STATED EXERCISE
Provide only the number of lines in the data below that contain the string "true".

★ ★ ★ ★ ★ ★ ★

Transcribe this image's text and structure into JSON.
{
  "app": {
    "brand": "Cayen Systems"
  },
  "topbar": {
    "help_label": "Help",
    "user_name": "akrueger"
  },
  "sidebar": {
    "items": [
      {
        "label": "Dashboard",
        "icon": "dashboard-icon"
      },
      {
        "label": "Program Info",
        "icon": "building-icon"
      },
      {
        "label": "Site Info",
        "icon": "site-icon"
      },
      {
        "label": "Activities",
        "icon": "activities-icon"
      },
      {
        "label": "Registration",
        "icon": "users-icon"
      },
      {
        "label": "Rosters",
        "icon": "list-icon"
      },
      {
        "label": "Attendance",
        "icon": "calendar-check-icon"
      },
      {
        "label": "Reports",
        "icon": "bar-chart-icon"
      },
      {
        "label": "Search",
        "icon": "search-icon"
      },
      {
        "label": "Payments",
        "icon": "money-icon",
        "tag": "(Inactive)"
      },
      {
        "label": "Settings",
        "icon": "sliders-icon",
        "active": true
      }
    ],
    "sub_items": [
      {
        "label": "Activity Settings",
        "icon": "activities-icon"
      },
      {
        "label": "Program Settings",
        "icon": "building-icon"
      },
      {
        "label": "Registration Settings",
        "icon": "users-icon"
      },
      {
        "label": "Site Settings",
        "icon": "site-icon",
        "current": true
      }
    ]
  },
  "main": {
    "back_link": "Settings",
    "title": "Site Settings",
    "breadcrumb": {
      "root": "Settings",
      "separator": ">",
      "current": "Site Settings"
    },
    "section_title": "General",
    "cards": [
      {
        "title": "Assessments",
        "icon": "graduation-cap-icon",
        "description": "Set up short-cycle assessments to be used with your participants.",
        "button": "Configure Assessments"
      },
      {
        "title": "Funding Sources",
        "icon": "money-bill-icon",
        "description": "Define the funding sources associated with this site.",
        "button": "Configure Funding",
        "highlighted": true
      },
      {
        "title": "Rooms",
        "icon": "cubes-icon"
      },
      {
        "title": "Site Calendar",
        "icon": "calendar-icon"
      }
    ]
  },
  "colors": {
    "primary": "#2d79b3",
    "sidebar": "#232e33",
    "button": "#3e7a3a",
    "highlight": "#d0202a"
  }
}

★ ★ ★ ★ ★ ★ ★

TASK ANSWER
3